■ **Short task**:
Retype all of the entries word for word.

■ **Data to use**:
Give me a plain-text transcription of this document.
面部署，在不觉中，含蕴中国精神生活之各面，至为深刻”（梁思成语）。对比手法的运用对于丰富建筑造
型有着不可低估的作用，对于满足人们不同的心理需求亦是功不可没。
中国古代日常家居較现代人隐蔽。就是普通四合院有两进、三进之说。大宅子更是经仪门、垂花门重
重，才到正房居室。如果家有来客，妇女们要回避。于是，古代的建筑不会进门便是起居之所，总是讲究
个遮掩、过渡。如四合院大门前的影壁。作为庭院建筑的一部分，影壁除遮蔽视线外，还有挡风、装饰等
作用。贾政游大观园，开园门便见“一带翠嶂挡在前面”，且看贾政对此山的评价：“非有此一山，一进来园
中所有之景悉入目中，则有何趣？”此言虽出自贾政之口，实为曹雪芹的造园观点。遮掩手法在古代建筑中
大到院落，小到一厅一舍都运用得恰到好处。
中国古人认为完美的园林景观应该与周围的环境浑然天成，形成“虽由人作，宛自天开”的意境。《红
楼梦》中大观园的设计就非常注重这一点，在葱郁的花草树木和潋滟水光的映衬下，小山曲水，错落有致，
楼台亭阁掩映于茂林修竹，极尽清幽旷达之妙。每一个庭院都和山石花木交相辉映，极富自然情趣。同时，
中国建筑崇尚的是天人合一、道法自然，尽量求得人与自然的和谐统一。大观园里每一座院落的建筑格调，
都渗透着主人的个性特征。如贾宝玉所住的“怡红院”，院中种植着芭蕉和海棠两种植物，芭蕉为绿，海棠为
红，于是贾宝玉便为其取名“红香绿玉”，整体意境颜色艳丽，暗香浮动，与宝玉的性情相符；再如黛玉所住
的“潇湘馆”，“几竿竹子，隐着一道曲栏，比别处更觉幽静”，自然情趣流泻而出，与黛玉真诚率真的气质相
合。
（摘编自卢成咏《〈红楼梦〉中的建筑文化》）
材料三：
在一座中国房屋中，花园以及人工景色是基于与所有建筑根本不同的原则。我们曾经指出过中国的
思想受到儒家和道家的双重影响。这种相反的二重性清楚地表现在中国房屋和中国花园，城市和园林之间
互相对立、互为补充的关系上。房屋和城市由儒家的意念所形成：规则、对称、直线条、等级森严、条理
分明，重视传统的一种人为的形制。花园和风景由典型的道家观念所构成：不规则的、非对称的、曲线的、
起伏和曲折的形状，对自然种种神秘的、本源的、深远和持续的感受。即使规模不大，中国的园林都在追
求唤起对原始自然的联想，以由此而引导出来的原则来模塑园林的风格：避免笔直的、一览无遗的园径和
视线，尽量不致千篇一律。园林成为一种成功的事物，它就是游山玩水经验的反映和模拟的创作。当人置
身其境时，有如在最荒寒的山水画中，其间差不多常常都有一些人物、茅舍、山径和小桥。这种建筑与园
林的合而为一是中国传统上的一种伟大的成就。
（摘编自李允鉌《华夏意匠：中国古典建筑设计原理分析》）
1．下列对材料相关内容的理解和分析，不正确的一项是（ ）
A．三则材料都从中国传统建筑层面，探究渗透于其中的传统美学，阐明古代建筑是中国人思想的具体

■ **The answer**:
Give me a plain-text transcription of this document.
面部署，在不觉中，含蕴中国精神生活之各面，至为深刻”（梁思成语）。对比手法的运用对于丰富建筑造
型有着不可低估的作用，对于满足人们不同的心理需求亦是功不可没。
中国古代日常家居較现代人隐蔽。就是普通四合院有两进、三进之说。大宅子更是经仪门、垂花门重
重，才到正房居室。如果家有来客，妇女们要回避。于是，古代的建筑不会进门便是起居之所，总是讲究
个遮掩、过渡。如四合院大门前的影壁。作为庭院建筑的一部分，影壁除遮蔽视线外，还有挡风、装饰等
作用。贾政游大观园，开园门便见“一带翠嶂挡在前面”，且看贾政对此山的评价：“非有此一山，一进来园
中所有之景悉入目中，则有何趣？”此言虽出自贾政之口，实为曹雪芹的造园观点。遮掩手法在古代建筑中
大到院落，小到一厅一舍都运用得恰到好处。
中国古人认为完美的园林景观应该与周围的环境浑然天成，形成“虽由人作，宛自天开”的意境。《红
楼梦》中大观园的设计就非常注重这一点，在葱郁的花草树木和潋滟水光的映衬下，小山曲水，错落有致，
楼台亭阁掩映于茂林修竹，极尽清幽旷达之妙。每一个庭院都和山石花木交相辉映，极富自然情趣。同时，
中国建筑崇尚的是天人合一、道法自然，尽量求得人与自然的和谐统一。大观园里每一座院落的建筑格调，
都渗透着主人的个性特征。如贾宝玉所住的“怡红院”，院中种植着芭蕉和海棠两种植物，芭蕉为绿，海棠为
红，于是贾宝玉便为其取名“红香绿玉”，整体意境颜色艳丽，暗香浮动，与宝玉的性情相符；再如黛玉所住
的“潇湘馆”，“几竿竹子，隐着一道曲栏，比别处更觉幽静”，自然情趣流泻而出，与黛玉真诚率真的气质相
合。
（摘编自卢成咏《〈红楼梦〉中的建筑文化》）
材料三：
在一座中国房屋中，花园以及人工景色是基于与所有建筑根本不同的原则。我们曾经指出过中国的
思想受到儒家和道家的双重影响。这种相反的二重性清楚地表现在中国房屋和中国花园，城市和园林之间
互相对立、互为补充的关系上。房屋和城市由儒家的意念所形成：规则、对称、直线条、等级森严、条理
分明，重视传统的一种人为的形制。花园和风景由典型的道家观念所构成：不规则的、非对称的、曲线的、
起伏和曲折的形状，对自然种种神秘的、本源的、深远和持续的感受。即使规模不大，中国的园林都在追
求唤起对原始自然的联想，以由此而引导出来的原则来模塑园林的风格：避免笔直的、一览无遗的园径和
视线，尽量不致千篇一律。园林成为一种成功的事物，它就是游山玩水经验的反映和模拟的创作。当人置
身其境时，有如在最荒寒的山水画中，其间差不多常常都有一些人物、茅舍、山径和小桥。这种建筑与园
林的合而为一是中国传统上的一种伟大的成就。
（摘编自李允鉌《华夏意匠：中国古典建筑设计原理分析》）
1．下列对材料相关内容的理解和分析，不正确的一项是（ ）
A．三则材料都从中国传统建筑层面，探究渗透于其中的传统美学，阐明古代建筑是中国人思想的具体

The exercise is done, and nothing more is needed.